* **WHAT TO WORK ON**:
Find each line that has the string "value" and give the total, with nothing else.

——

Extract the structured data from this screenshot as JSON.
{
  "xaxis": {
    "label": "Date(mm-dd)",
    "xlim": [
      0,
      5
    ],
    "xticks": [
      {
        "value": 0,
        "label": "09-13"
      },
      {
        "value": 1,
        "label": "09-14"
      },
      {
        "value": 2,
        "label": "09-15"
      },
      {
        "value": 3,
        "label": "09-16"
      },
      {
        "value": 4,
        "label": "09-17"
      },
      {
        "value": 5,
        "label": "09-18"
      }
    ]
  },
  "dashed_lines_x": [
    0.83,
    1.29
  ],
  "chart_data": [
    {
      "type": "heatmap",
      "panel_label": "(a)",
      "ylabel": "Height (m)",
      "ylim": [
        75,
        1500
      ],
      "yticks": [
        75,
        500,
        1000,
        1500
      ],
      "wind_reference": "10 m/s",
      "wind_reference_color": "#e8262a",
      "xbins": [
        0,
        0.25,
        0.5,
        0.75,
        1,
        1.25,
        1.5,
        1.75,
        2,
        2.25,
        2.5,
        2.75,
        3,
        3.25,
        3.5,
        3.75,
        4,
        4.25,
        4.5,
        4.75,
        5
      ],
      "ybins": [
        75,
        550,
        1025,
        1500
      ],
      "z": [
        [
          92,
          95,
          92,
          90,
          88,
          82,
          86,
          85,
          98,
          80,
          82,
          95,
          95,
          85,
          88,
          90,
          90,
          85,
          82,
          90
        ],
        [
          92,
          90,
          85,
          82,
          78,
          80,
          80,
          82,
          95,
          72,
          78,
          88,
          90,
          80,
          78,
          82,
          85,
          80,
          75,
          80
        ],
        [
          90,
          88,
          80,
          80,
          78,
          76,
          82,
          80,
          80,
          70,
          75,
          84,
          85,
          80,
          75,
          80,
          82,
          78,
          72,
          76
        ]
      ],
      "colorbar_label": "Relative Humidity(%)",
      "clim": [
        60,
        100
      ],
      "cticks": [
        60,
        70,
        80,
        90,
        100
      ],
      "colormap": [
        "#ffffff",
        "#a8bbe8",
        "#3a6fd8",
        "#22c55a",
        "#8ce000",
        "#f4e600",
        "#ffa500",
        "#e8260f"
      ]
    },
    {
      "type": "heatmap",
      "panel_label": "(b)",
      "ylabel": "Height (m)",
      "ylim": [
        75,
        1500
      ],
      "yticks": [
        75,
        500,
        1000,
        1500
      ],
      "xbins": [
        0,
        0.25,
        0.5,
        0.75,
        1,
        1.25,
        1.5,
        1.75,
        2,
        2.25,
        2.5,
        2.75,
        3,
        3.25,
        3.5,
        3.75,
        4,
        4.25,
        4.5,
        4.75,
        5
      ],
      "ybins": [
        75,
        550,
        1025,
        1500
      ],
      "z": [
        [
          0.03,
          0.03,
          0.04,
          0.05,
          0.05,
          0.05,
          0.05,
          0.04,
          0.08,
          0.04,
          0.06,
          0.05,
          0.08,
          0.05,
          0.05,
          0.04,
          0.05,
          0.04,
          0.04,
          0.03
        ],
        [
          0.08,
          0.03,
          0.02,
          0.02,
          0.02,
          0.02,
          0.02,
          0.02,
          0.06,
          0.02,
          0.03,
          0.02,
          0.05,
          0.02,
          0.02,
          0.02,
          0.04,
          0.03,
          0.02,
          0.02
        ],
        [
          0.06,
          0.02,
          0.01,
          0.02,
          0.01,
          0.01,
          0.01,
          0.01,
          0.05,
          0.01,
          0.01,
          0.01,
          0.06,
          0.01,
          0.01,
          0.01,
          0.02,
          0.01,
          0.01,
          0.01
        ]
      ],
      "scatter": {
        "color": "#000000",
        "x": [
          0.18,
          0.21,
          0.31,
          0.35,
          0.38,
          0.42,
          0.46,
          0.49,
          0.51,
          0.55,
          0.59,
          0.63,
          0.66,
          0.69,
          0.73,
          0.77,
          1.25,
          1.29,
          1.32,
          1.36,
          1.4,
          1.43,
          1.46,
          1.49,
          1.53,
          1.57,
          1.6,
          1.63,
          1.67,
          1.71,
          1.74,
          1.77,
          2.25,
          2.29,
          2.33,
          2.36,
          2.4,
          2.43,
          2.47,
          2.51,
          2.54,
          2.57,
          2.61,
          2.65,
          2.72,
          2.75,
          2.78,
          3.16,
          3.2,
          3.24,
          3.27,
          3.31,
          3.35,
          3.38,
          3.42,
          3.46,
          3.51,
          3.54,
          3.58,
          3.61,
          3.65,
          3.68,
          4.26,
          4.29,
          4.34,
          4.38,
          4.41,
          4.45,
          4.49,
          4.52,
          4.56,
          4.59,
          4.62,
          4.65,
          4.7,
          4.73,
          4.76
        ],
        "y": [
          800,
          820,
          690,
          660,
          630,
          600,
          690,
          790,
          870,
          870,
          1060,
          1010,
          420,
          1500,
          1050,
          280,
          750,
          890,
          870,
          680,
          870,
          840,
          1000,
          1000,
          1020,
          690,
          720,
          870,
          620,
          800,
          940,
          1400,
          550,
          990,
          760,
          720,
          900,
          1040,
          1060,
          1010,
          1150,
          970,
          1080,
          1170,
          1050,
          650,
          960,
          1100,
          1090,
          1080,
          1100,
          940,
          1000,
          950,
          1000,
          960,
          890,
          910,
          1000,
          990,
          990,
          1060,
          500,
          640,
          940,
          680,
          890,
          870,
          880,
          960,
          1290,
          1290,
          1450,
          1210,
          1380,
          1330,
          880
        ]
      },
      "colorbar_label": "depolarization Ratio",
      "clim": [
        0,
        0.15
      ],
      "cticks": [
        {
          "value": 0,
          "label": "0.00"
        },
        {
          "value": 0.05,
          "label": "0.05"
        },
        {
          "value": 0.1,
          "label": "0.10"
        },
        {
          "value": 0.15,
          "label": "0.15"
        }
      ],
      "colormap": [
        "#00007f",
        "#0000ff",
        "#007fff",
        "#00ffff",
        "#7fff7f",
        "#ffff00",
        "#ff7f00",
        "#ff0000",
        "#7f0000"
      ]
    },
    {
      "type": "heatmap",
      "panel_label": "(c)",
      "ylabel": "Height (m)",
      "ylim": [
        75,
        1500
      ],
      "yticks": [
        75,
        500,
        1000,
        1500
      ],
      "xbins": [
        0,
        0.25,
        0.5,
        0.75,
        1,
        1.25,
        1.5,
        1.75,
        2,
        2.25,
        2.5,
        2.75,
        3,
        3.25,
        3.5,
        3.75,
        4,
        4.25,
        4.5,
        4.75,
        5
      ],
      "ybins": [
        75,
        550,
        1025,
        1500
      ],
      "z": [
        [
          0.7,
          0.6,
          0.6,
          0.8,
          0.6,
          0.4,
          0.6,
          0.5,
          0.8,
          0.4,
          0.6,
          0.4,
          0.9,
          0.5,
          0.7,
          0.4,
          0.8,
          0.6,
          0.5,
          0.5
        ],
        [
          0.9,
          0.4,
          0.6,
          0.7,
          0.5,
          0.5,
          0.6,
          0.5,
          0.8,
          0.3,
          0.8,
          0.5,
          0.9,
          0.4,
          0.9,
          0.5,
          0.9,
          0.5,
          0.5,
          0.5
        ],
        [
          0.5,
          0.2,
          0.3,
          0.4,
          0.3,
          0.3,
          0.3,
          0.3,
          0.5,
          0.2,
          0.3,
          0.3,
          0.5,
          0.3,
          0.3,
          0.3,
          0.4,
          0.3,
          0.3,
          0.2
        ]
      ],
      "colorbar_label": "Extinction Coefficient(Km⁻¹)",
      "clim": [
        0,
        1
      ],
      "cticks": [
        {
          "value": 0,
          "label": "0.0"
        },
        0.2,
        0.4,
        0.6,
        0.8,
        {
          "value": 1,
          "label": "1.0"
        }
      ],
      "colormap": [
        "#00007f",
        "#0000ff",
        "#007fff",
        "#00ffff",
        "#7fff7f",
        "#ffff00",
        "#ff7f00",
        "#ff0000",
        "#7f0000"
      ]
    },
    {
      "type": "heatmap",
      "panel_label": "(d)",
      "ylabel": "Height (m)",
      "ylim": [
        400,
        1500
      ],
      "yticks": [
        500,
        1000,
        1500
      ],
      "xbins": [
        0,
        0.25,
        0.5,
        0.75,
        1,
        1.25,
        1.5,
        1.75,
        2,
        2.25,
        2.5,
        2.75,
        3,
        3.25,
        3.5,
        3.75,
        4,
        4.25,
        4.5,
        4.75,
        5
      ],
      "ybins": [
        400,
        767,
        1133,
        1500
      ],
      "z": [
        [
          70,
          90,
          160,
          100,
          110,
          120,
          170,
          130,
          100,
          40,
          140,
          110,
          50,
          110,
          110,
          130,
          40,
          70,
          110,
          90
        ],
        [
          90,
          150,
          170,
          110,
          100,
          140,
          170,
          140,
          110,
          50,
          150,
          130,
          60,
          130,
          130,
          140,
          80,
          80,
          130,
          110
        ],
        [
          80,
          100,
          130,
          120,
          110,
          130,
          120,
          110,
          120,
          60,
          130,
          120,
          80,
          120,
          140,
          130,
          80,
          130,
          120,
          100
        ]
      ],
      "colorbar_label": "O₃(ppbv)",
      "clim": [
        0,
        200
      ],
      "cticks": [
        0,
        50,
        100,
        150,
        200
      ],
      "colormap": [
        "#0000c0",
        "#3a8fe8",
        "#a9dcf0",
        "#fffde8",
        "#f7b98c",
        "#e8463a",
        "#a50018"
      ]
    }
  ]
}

——

* **OUTPUT OF THE EXERCISE**:
12